Stated problem: Without altering anything, output the material below.

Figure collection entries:
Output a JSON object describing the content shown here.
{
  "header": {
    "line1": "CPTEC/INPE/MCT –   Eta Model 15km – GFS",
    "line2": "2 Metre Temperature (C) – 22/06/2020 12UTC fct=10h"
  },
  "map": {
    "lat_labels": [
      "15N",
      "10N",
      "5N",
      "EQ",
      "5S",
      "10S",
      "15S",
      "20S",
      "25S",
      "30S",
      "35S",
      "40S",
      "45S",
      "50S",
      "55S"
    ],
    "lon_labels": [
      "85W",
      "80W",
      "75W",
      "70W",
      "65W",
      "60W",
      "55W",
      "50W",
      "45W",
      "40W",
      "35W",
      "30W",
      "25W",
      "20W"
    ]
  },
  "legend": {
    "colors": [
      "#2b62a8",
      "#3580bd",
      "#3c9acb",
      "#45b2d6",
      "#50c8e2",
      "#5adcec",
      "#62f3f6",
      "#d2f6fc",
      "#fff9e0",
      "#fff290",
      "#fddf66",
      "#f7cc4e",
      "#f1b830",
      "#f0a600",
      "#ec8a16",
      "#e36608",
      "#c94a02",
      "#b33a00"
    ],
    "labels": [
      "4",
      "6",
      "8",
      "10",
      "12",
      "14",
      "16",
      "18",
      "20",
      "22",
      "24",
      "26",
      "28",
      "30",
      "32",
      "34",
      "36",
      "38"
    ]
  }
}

Result for this task:
Output a JSON object describing the content shown here.
{
  "header": {
    "line1": "CPTEC/INPE/MCT –   Eta Model 15km – GFS",
    "line2": "2 Metre Temperature (C) – 22/06/2020 12UTC fct=10h"
  },
  "map": {
    "lat_labels": [
      "15N",
      "10N",
      "5N",
      "EQ",
      "5S",
      "10S",
      "15S",
      "20S",
      "25S",
      "30S",
      "35S",
      "40S",
      "45S",
      "50S",
      "55S"
    ],
    "lon_labels": [
      "85W",
      "80W",
      "75W",
      "70W",
      "65W",
      "60W",
      "55W",
      "50W",
      "45W",
      "40W",
      "35W",
      "30W",
      "25W",
      "20W"
    ]
  },
  "legend": {
    "colors": [
      "#2b62a8",
      "#3580bd",
      "#3c9acb",
      "#45b2d6",
      "#50c8e2",
      "#5adcec",
      "#62f3f6",
      "#d2f6fc",
      "#fff9e0",
      "#fff290",
      "#fddf66",
      "#f7cc4e",
      "#f1b830",
      "#f0a600",
      "#ec8a16",
      "#e36608",
      "#c94a02",
      "#b33a00"
    ],
    "labels": [
      "4",
      "6",
      "8",
      "10",
      "12",
      "14",
      "16",
      "18",
      "20",
      "22",
      "24",
      "26",
      "28",
      "30",
      "32",
      "34",
      "36",
      "38"
    ]
  }
}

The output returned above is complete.